• [RECORD SET]:
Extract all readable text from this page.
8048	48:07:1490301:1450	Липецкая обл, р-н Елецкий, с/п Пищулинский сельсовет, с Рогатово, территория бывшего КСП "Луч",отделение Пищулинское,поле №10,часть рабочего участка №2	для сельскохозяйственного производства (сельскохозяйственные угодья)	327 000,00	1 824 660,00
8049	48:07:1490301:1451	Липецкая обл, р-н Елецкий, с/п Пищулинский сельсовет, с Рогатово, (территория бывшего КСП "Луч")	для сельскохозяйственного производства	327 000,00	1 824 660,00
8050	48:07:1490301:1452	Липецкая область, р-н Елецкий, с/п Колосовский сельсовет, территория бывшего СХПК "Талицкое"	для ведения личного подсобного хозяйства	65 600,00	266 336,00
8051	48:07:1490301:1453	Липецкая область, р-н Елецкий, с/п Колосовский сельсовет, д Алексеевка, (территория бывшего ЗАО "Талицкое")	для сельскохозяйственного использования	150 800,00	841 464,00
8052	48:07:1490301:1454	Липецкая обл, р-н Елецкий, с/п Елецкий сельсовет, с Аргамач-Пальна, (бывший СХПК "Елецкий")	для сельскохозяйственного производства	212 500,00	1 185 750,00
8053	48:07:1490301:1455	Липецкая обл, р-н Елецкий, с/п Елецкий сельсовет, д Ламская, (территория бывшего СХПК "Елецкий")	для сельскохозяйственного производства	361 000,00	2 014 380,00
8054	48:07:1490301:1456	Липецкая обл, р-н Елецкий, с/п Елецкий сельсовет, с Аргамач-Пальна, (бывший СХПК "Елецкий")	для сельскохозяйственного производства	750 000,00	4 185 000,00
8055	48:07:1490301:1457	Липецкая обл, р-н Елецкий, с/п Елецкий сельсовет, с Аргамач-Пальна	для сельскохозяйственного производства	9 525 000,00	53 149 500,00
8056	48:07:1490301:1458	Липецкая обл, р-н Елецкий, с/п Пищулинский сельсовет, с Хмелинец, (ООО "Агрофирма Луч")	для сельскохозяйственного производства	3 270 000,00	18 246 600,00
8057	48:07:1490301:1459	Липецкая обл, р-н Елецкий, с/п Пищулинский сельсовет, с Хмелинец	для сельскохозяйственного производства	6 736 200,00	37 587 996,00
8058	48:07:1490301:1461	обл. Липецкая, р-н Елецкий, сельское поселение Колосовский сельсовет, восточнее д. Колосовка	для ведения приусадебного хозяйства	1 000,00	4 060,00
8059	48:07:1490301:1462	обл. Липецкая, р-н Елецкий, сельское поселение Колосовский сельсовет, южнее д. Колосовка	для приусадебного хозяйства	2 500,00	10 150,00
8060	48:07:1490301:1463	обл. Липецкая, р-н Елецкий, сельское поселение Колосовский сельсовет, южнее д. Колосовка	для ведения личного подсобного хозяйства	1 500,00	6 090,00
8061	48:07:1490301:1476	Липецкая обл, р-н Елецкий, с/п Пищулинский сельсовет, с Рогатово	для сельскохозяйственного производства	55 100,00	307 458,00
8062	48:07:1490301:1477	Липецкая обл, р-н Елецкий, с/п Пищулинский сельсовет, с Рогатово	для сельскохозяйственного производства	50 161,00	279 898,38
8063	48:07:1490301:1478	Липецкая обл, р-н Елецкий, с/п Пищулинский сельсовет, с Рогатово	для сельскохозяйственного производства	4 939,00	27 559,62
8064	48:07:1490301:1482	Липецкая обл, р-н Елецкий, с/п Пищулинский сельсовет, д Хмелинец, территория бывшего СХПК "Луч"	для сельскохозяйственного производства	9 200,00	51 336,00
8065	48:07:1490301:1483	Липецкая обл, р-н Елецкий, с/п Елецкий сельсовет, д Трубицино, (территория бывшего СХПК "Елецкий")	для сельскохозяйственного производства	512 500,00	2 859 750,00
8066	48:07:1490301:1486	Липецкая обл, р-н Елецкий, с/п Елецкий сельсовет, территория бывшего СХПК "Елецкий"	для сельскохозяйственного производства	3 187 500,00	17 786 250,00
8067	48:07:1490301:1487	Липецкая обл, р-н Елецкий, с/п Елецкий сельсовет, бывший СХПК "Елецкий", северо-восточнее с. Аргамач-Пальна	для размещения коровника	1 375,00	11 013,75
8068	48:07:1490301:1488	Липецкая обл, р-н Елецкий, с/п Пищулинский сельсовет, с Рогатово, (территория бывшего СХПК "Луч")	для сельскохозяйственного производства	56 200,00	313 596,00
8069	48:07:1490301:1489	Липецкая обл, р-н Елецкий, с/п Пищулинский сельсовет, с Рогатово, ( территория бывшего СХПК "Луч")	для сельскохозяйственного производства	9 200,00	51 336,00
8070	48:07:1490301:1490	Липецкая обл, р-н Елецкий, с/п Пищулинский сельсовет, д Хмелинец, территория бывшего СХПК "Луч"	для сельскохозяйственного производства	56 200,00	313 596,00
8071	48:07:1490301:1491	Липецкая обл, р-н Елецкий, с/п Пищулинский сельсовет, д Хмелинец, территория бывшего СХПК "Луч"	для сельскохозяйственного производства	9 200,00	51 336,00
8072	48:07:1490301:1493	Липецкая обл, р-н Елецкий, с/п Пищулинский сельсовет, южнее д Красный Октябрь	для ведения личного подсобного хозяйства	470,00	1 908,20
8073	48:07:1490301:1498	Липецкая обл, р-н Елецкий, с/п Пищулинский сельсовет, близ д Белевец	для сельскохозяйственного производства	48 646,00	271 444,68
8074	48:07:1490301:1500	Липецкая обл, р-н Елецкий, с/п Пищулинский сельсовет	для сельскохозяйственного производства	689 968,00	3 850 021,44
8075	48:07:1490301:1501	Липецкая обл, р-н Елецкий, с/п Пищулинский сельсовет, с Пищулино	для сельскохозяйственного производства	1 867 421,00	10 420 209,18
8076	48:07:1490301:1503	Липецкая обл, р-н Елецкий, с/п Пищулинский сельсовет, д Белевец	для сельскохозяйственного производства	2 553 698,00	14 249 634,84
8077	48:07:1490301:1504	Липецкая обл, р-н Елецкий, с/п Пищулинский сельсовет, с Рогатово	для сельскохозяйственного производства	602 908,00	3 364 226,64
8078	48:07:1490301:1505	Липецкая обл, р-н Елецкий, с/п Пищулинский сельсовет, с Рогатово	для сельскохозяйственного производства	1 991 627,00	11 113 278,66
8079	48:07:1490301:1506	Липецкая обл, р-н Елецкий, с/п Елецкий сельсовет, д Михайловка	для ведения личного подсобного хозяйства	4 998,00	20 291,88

• [YOUR TASK]:
Collect every line from the records above that contains the word "восточнее".

• [ANSWER FOR THIS EXERCISE]:
8058	48:07:1490301:1461	обл. Липецкая, р-н Елецкий, сельское поселение Колосовский сельсовет, восточнее д. Колосовка	для ведения приусадебного хозяйства	1 000,00	4 060,00
8067	48:07:1490301:1487	Липецкая обл, р-н Елецкий, с/п Елецкий сельсовет, бывший СХПК "Елецкий", северо-восточнее с. Аргамач-Пальна	для размещения коровника	1 375,00	11 013,75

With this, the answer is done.